» **PAGE**:
+++
CA Aix-en-Provence, ch. 3-4, 2 octobre 2025, n° 21/14982

AIX-EN-PROVENCE

Arrêt

Autre

CA Aix-en-Provence n° 21/14982

2 octobre 2025

COUR D'APPEL D'AIX-EN-PROVENCE

Chambre 3-4

ARRÊT AU FOND

DU 02 OCTOBRE 2025

Rôle N° RG 21/14982 - N° Portalis DBVB-V-B7F-BIIZL

[W] [I]

C/

S.C.I. [I]-CHANTECLERC

Copie exécutoire délivrée

le : 2 Octobre 2025

à :

Me Laure LAYDEVANT

Décision déférée à la Cour :

Jugement du TJ hors JAF, JEX, JLD, J. EXPRO, JCP d'[Localité 4] en date du 11 Décembre 2020 enregistré au répertoire général sous le n°17/6354 .

APPELANT

Monsieur [W] [I]

(bénéficie d'une aide juridictionnelle Totale numéro 2021/005079 du 01/10/2021 accordée par le bureau d'aide juridictionnelle de [Localité 4])

né le [Date naissance 1] 1954 à [Localité 3] (13), demeurant [Adresse 2]

représenté par Me Laure LAYDEVANT, avocat au barreau d'AIX-EN-PROVENCE

INTIMEE

S.C.I. [I]-CHANTECLERC

, demeurant [Adresse 5]

défaillante

*-*-*-*-*

COMPOSITION DE LA COUR

En application des dispositions des articles 804, 806 et 907 du code de procédure civile, l'affaire a été débattue le 17 Juin 2025 en audience publique, les avocats ne s'y étant pas opposés, devant :

Madame Anne-Laurence CHALBOS, Président Rapporteur,

et Madame Gaëlle MARTIN, conseiller- rapporteur,

chargés du rapport qui en ont rendu compte dans le délibéré de la cour composée de :

Madame Anne-Laurence CHALBOS, Présidente

Madame Laetitia VIGNON, Conseillère

Madame Gaëlle MARTIN, Conseillère

Greffier lors des débats : Monsieur Achille TAMPREAU.

Les parties ont été avisées que le prononcé de la décision aurait lieu par mise à disposition au greffe le 02 Octobre 2025.

ARRÊT

Contradictoire,

Prononcé par mise à disposition au greffe le 02 Octobre 2025.

Signé par Madame Anne-Laurence CHALBOS, Présidente et Monsieur Achille TAMPREAU, greffier auquel la minute de la décision a été remise par le magistrat signataire.

***

FAITS ET PROCÉDURE

M. [K] [I] et Mme [S] [I], née [P], époux et parents de onze enfants, parmi lesquels M. [W] [E] [I], ont procédé à la constitution de trois sociétés familiales dans le cadre de l'exploitation d'un camping dénommé '[6]' :

- par acte sous seing privé enregistré le 28 juin 1977, la [Adresse 7] (SGACC), société commerciale d'exploitation,

- par acte notarié en date du 22 janvier 1980, la société civile immobilière [I]-Chanteclerc,

- par acte sous seing privé en date du 24 février 1995, la société civile immobilière Chanteclerc.
+++
» **DONNÉES ENREGISTRÉES**:
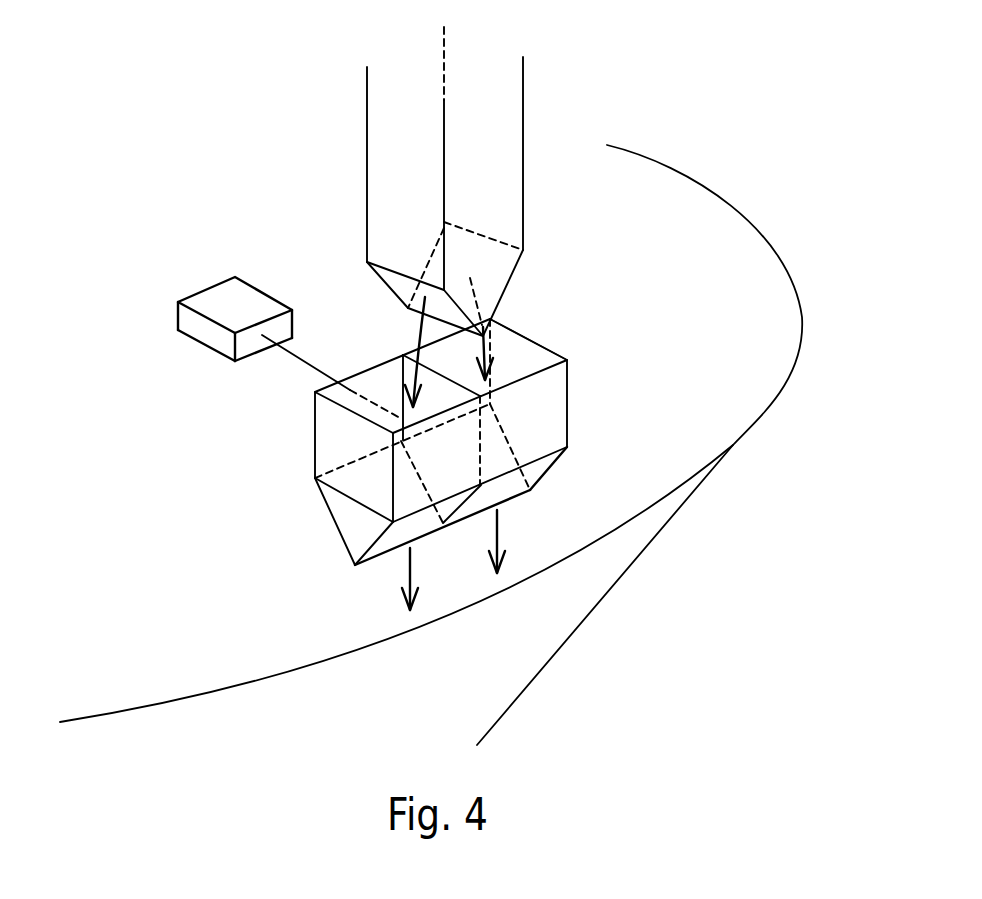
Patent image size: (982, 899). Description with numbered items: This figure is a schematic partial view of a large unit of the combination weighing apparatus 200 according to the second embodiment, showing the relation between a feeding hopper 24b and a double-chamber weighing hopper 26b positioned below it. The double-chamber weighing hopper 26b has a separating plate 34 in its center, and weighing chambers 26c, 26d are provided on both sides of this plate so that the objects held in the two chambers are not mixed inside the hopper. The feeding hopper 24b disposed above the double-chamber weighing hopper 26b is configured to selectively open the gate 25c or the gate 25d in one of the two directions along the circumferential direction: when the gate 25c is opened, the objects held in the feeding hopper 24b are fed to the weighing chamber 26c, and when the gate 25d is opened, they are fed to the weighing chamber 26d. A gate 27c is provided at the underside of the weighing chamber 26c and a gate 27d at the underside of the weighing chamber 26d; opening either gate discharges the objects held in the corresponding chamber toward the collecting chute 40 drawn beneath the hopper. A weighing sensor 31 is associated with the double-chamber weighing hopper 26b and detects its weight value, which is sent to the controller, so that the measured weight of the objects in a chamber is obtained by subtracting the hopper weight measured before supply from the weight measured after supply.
+++
» **EXERCICE COURT 1**:
D'après la page, à quelle date l'affaire a-t-elle été débattue en audience publique ?
» **EXERCICE COURT 2**:
Recopiez le passage de la page depuis « Signé par Madame » jusqu'à « le magistrat signataire. » inclus.
Le matériel fourni n'est pas nécessaire.

» **SOLUTION RÉDIGÉE 1**:
Le 17 juin 2025.

» **SOLUTION RÉDIGÉE 2**:
Signé par Madame Anne-Laurence CHALBOS, Présidente et Monsieur Achille TAMPREAU, greffier auquel la minute de la décision a été remise par le magistrat signataire.